PAGINAFRAGMENT:
◇ ◇ ◇ ◇

Hoofdgedingen en prejudiciële vraag

16. Hliddal en Bornard zijn Zwitserse onderdanen die met hun gezin in Zwitserland wonen en in Luxemburg werkzaam zijn als gezagvoerder bij een luchtvaartmaatschappij.

17. Het bestuur van de CNPF heeft geweigerd om hen een ouderschapsverloftoelage toe te kennen omdat zij niet voldeden aan de in artikel L.234-43 van de code du travail neergelegde voorwaarden volgens welke de persoon die ouderschapsverlof aanvraagt in Luxemburg moet wonen en er bestendig moet verblijven of binnen de werkingssfeer van de communautaire regelingen moet vallen.

◇ ◇ ◇ ◇

OPGESLAGEN GEGEVENS:
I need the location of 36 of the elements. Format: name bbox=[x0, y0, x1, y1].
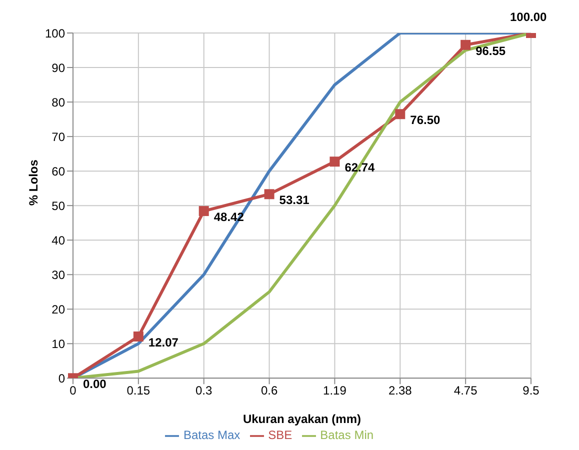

◇ ◇ ◇ ◇

Herhaalt u het volledige paginafragment hierboven woordelijk, zonder iets weg te laten of te wijzigen.

Hoofdgedingen en prejudiciële vraag

16. Hliddal en Bornard zijn Zwitserse onderdanen die met hun gezin in Zwitserland wonen en in Luxemburg werkzaam zijn als gezagvoerder bij een luchtvaartmaatschappij.

17. Het bestuur van de CNPF heeft geweigerd om hen een ouderschapsverloftoelage toe te kennen omdat zij niet voldeden aan de in artikel L.234-43 van de code du travail neergelegde voorwaarden volgens welke de persoon die ouderschapsverlof aanvraagt in Luxemburg moet wonen en er bestendig moet verblijven of binnen de werkingssfeer van de communautaire regelingen moet vallen.